The material below should be written out in full and exactly; pictures stay out of the copy.

§ **Record excerpts**
================================

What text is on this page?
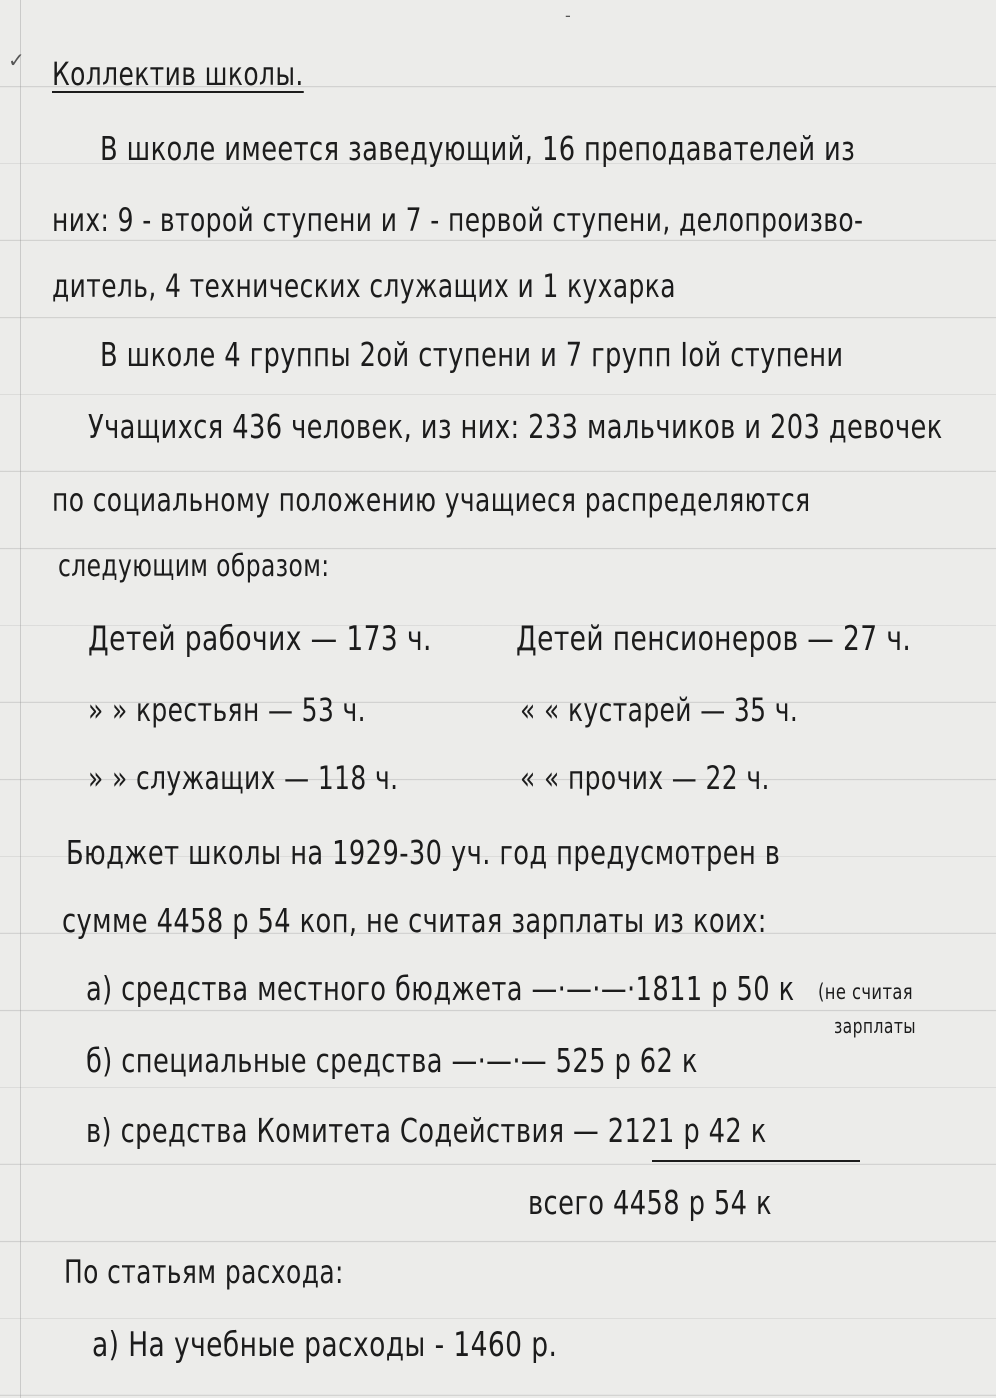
✓
-
Коллектив школы.
В школе имеется заведующий, 16 преподавателей из
них: 9 - второй ступени и 7 - первой ступени, делопроизво-
дитель, 4 технических служащих и 1 кухарка
В школе 4 группы 2ой ступени и 7 групп Iой ступени
Учащихся 436 человек, из них: 233 мальчиков и 203 девочек
по социальному положению учащиеся распределяются
следующим образом:
Детей рабочих — 173 ч.
» » крестьян — 53 ч.
» » служащих — 118 ч.
Детей пенсионеров — 27 ч.
« « кустарей — 35 ч.
« « прочих — 22 ч.
Бюджет школы на 1929-30 уч. год предусмотрен в
сумме 4458 р 54 коп, не считая зарплаты из коих:
а) средства местного бюджета —·—·—·1811 р 50 к (не считая
зарплаты
б) специальные средства —·—·— 525 р 62 к
в) средства Комитета Содействия — 2121 р 42 к
всего 4458 р 54 к
По статьям расхода:
а) На учебные расходы - 1460 р.
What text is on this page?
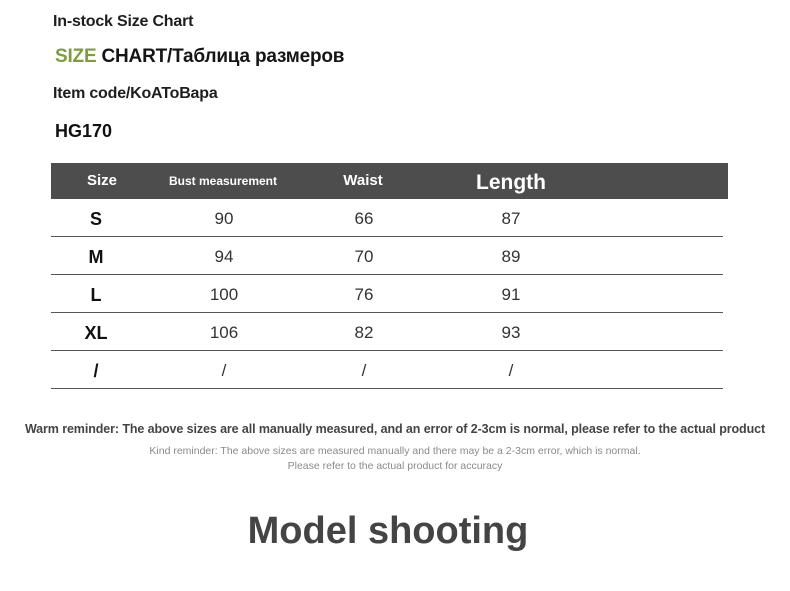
In-stock Size Chart
SIZE CHART/Таблица размеров
Item code/KoAToBapa
HG170
Size	Bust measurement	Waist	Length
S	90	66	87
M	94	70	89
L	100	76	91
XL	106	82	93
/	/	/	/
Warm reminder: The above sizes are all manually measured, and an error of 2-3cm is normal, please refer to the actual product
Kind reminder: The above sizes are measured manually and there may be a 2-3cm error, which is normal.
Please refer to the actual product for accuracy
Model shooting
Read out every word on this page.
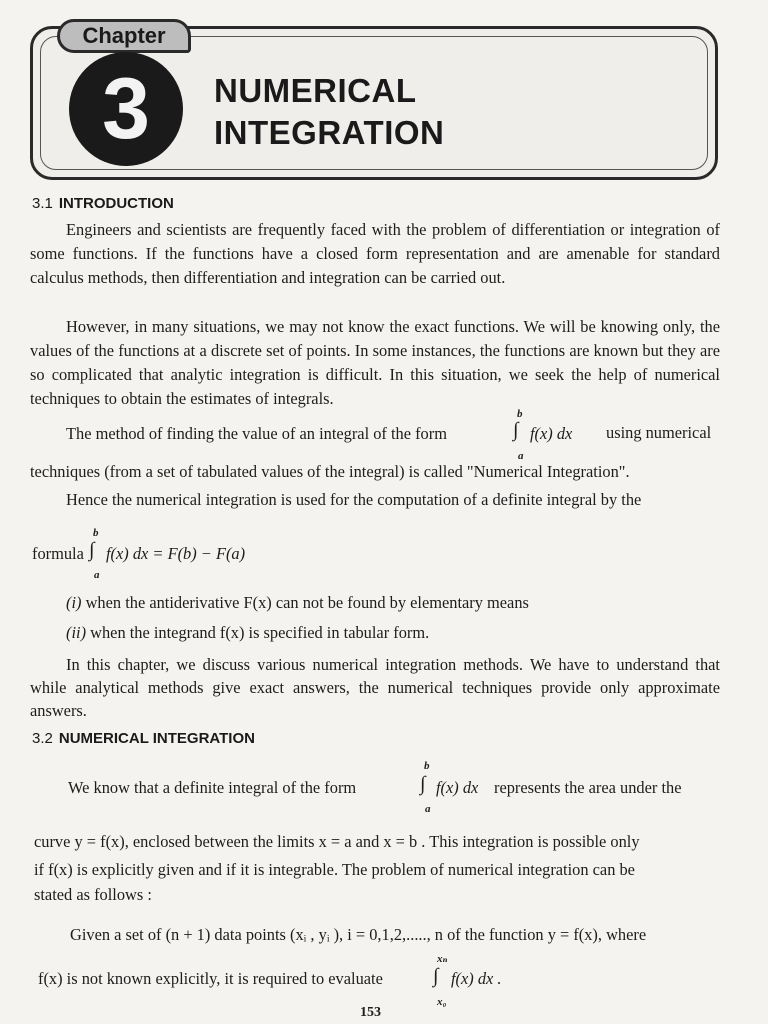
Chapter
3	NUMERICAL
INTEGRATION
3.1 INTRODUCTION
Engineers and scientists are frequently faced with the problem of differentiation or integration of some functions. If the functions have a closed form representation and are amenable for standard calculus methods, then differentiation and integration can be carried out.
However, in many situations, we may not know the exact functions. We will be knowing only, the values of the functions at a discrete set of points. In some instances, the functions are known but they are so complicated that analytic integration is difficult. In this situation, we seek the help of numerical techniques to obtain the estimates of integrals.
The method of finding the value of an integral of the form
b
∫
a
f(x) dx using numerical
techniques (from a set of tabulated values of the integral) is called "Numerical Integration".
Hence the numerical integration is used for the computation of a definite integral by the
formula
b
∫
a
f(x) dx = F(b) − F(a)
(i) when the antiderivative F(x) can not be found by elementary means
(ii) when the integrand f(x) is specified in tabular form.
In this chapter, we discuss various numerical integration methods. We have to understand that while analytical methods give exact answers, the numerical techniques provide only approximate answers.
3.2 NUMERICAL INTEGRATION
We know that a definite integral of the form
b
∫
a
f(x) dx represents the area under the
curve y = f(x), enclosed between the limits x = a and x = b . This integration is possible only
if f(x) is explicitly given and if it is integrable. The problem of numerical integration can be
stated as follows :
Given a set of (n + 1) data points (xᵢ , yᵢ ), i = 0,1,2,....., n of the function y = f(x), where
f(x) is not known explicitly, it is required to evaluate
xₙ
∫
x₀
f(x) dx .
153
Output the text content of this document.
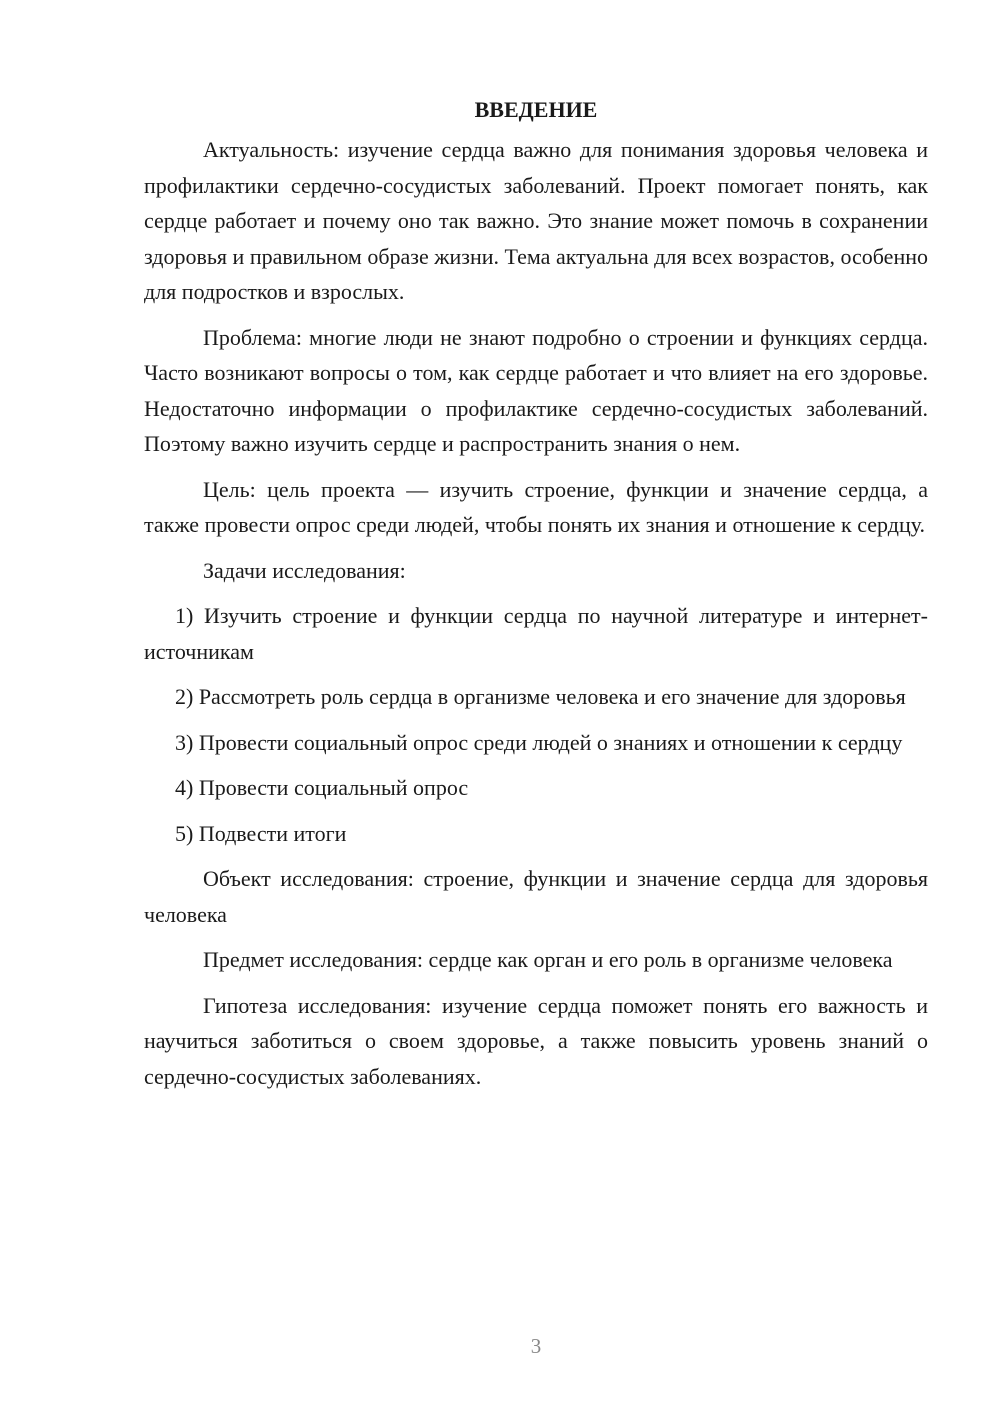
ВВЕДЕНИЕ

Актуальность: изучение сердца важно для понимания здоровья человека и профилактики сердечно-сосудистых заболеваний. Проект помогает понять, как сердце работает и почему оно так важно. Это знание может помочь в сохранении здоровья и правильном образе жизни. Тема актуальна для всех возрастов, особенно для подростков и взрослых.

Проблема: многие люди не знают подробно о строении и функциях сердца. Часто возникают вопросы о том, как сердце работает и что влияет на его здоровье. Недостаточно информации о профилактике сердечно-сосудистых заболеваний. Поэтому важно изучить сердце и распространить знания о нем.

Цель: цель проекта — изучить строение, функции и значение сердца, а также провести опрос среди людей, чтобы понять их знания и отношение к сердцу.

Задачи исследования:

1) Изучить строение и функции сердца по научной литературе и интернет-источникам

2) Рассмотреть роль сердца в организме человека и его значение для здоровья

3) Провести социальный опрос среди людей о знаниях и отношении к сердцу

4) Провести социальный опрос

5) Подвести итоги

Объект исследования: строение, функции и значение сердца для здоровья человека

Предмет исследования: сердце как орган и его роль в организме человека

Гипотеза исследования: изучение сердца поможет понять его важность и научиться заботиться о своем здоровье, а также повысить уровень знаний о сердечно-сосудистых заболеваниях.

3
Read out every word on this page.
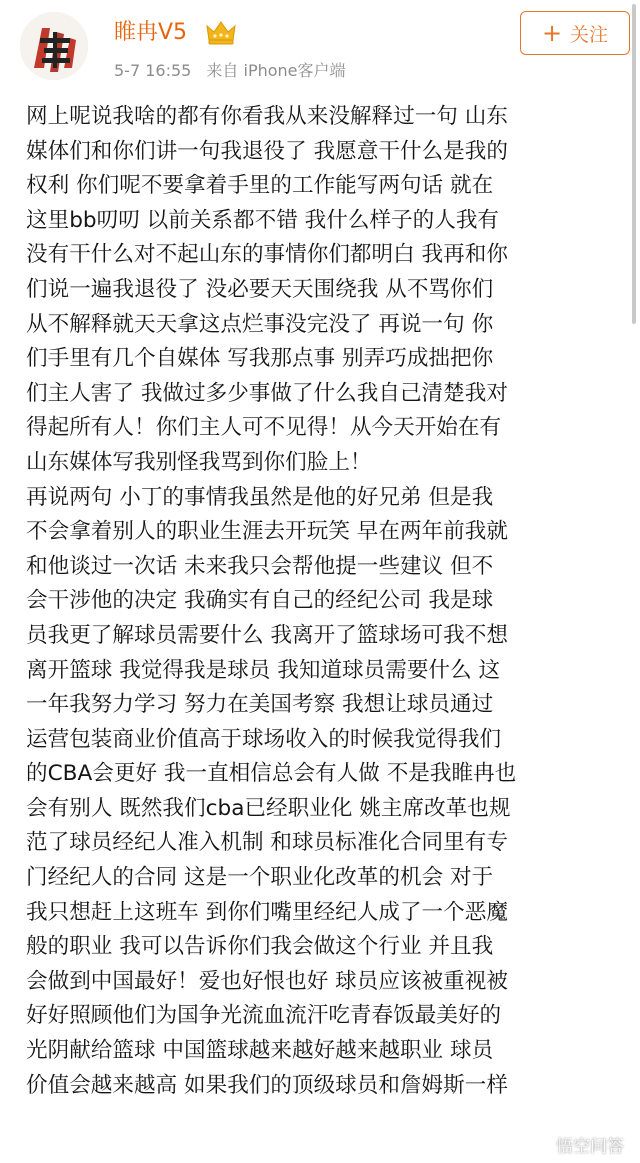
睢冉V5
5-7 16:55 来自 iPhone客户端
+ 关注
网上呢说我啥的都有你看我从来没解释过一句 山东
媒体们和你们讲一句我退役了 我愿意干什么是我的
权利 你们呢不要拿着手里的工作能写两句话 就在
这里bb叨叨 以前关系都不错 我什么样子的人我有
没有干什么对不起山东的事情你们都明白 我再和你
们说一遍我退役了 没必要天天围绕我 从不骂你们
从不解释就天天拿这点烂事没完没了 再说一句 你
们手里有几个自媒体 写我那点事 别弄巧成拙把你
们主人害了 我做过多少事做了什么我自己清楚我对
得起所有人！你们主人可不见得！从今天开始在有
山东媒体写我别怪我骂到你们脸上！
再说两句 小丁的事情我虽然是他的好兄弟 但是我
不会拿着别人的职业生涯去开玩笑 早在两年前我就
和他谈过一次话 未来我只会帮他提一些建议 但不
会干涉他的决定 我确实有自己的经纪公司 我是球
员我更了解球员需要什么 我离开了篮球场可我不想
离开篮球 我觉得我是球员 我知道球员需要什么 这
一年我努力学习 努力在美国考察 我想让球员通过
运营包装商业价值高于球场收入的时候我觉得我们
的CBA会更好 我一直相信总会有人做 不是我睢冉也
会有别人 既然我们cba已经职业化 姚主席改革也规
范了球员经纪人准入机制 和球员标准化合同里有专
门经纪人的合同 这是一个职业化改革的机会 对于
我只想赶上这班车 到你们嘴里经纪人成了一个恶魔
般的职业 我可以告诉你们我会做这个行业 并且我
会做到中国最好！爱也好恨也好 球员应该被重视被
好好照顾他们为国争光流血流汗吃青春饭最美好的
光阴献给篮球 中国篮球越来越好越来越职业 球员
价值会越来越高 如果我们的顶级球员和詹姆斯一样
悟空问答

================================

§ **Written answer**
What text is on this page?
✓
-
Коллектив школы.
В школе имеется заведующий, 16 преподавателей из
них: 9 - второй ступени и 7 - первой ступени, делопроизво-
дитель, 4 технических служащих и 1 кухарка
В школе 4 группы 2ой ступени и 7 групп Iой ступени
Учащихся 436 человек, из них: 233 мальчиков и 203 девочек
по социальному положению учащиеся распределяются
следующим образом:
Детей рабочих — 173 ч.
» » крестьян — 53 ч.
» » служащих — 118 ч.
Детей пенсионеров — 27 ч.
« « кустарей — 35 ч.
« « прочих — 22 ч.
Бюджет школы на 1929-30 уч. год предусмотрен в
сумме 4458 р 54 коп, не считая зарплаты из коих:
а) средства местного бюджета —·—·—·1811 р 50 к (не считая
зарплаты
б) специальные средства —·—·— 525 р 62 к
в) средства Комитета Содействия — 2121 р 42 к
всего 4458 р 54 к
По статьям расхода:
а) На учебные расходы - 1460 р.
What text is on this page?
In-stock Size Chart
SIZE CHART/Таблица размеров
Item code/KoAToBapa
HG170
Size	Bust measurement	Waist	Length
S	90	66	87
M	94	70	89
L	100	76	91
XL	106	82	93
/	/	/	/
Warm reminder: The above sizes are all manually measured, and an error of 2-3cm is normal, please refer to the actual product
Kind reminder: The above sizes are measured manually and there may be a 2-3cm error, which is normal.
Please refer to the actual product for accuracy
Model shooting
Read out every word on this page.
Chapter
3	NUMERICAL
INTEGRATION
3.1 INTRODUCTION
Engineers and scientists are frequently faced with the problem of differentiation or integration of some functions. If the functions have a closed form representation and are amenable for standard calculus methods, then differentiation and integration can be carried out.
However, in many situations, we may not know the exact functions. We will be knowing only, the values of the functions at a discrete set of points. In some instances, the functions are known but they are so complicated that analytic integration is difficult. In this situation, we seek the help of numerical techniques to obtain the estimates of integrals.
The method of finding the value of an integral of the form
b
∫
a
f(x) dx using numerical
techniques (from a set of tabulated values of the integral) is called "Numerical Integration".
Hence the numerical integration is used for the computation of a definite integral by the
formula
b
∫
a
f(x) dx = F(b) − F(a)
(i) when the antiderivative F(x) can not be found by elementary means
(ii) when the integrand f(x) is specified in tabular form.
In this chapter, we discuss various numerical integration methods. We have to understand that while analytical methods give exact answers, the numerical techniques provide only approximate answers.
3.2 NUMERICAL INTEGRATION
We know that a definite integral of the form
b
∫
a
f(x) dx represents the area under the
curve y = f(x), enclosed between the limits x = a and x = b . This integration is possible only
if f(x) is explicitly given and if it is integrable. The problem of numerical integration can be
stated as follows :
Given a set of (n + 1) data points (xᵢ , yᵢ ), i = 0,1,2,....., n of the function y = f(x), where
f(x) is not known explicitly, it is required to evaluate
xₙ
∫
x₀
f(x) dx .
153
Output the text content of this document.
ВВЕДЕНИЕ

Актуальность: изучение сердца важно для понимания здоровья человека и профилактики сердечно-сосудистых заболеваний. Проект помогает понять, как сердце работает и почему оно так важно. Это знание может помочь в сохранении здоровья и правильном образе жизни. Тема актуальна для всех возрастов, особенно для подростков и взрослых.

Проблема: многие люди не знают подробно о строении и функциях сердца. Часто возникают вопросы о том, как сердце работает и что влияет на его здоровье. Недостаточно информации о профилактике сердечно-сосудистых заболеваний. Поэтому важно изучить сердце и распространить знания о нем.

Цель: цель проекта — изучить строение, функции и значение сердца, а также провести опрос среди людей, чтобы понять их знания и отношение к сердцу.

Задачи исследования:

1) Изучить строение и функции сердца по научной литературе и интернет-источникам

2) Рассмотреть роль сердца в организме человека и его значение для здоровья

3) Провести социальный опрос среди людей о знаниях и отношении к сердцу

4) Провести социальный опрос

5) Подвести итоги

Объект исследования: строение, функции и значение сердца для здоровья человека

Предмет исследования: сердце как орган и его роль в организме человека

Гипотеза исследования: изучение сердца поможет понять его важность и научиться заботиться о своем здоровье, а также повысить уровень знаний о сердечно-сосудистых заболеваниях.

3
Read out every word on this page.
睢冉V5
5-7 16:55 来自 iPhone客户端
+ 关注
网上呢说我啥的都有你看我从来没解释过一句 山东
媒体们和你们讲一句我退役了 我愿意干什么是我的
权利 你们呢不要拿着手里的工作能写两句话 就在
这里bb叨叨 以前关系都不错 我什么样子的人我有
没有干什么对不起山东的事情你们都明白 我再和你
们说一遍我退役了 没必要天天围绕我 从不骂你们
从不解释就天天拿这点烂事没完没了 再说一句 你
们手里有几个自媒体 写我那点事 别弄巧成拙把你
们主人害了 我做过多少事做了什么我自己清楚我对
得起所有人！你们主人可不见得！从今天开始在有
山东媒体写我别怪我骂到你们脸上！
再说两句 小丁的事情我虽然是他的好兄弟 但是我
不会拿着别人的职业生涯去开玩笑 早在两年前我就
和他谈过一次话 未来我只会帮他提一些建议 但不
会干涉他的决定 我确实有自己的经纪公司 我是球
员我更了解球员需要什么 我离开了篮球场可我不想
离开篮球 我觉得我是球员 我知道球员需要什么 这
一年我努力学习 努力在美国考察 我想让球员通过
运营包装商业价值高于球场收入的时候我觉得我们
的CBA会更好 我一直相信总会有人做 不是我睢冉也
会有别人 既然我们cba已经职业化 姚主席改革也规
范了球员经纪人准入机制 和球员标准化合同里有专
门经纪人的合同 这是一个职业化改革的机会 对于
我只想赶上这班车 到你们嘴里经纪人成了一个恶魔
般的职业 我可以告诉你们我会做这个行业 并且我
会做到中国最好！爱也好恨也好 球员应该被重视被
好好照顾他们为国争光流血流汗吃青春饭最美好的
光阴献给篮球 中国篮球越来越好越来越职业 球员
价值会越来越高 如果我们的顶级球员和詹姆斯一样
悟空问答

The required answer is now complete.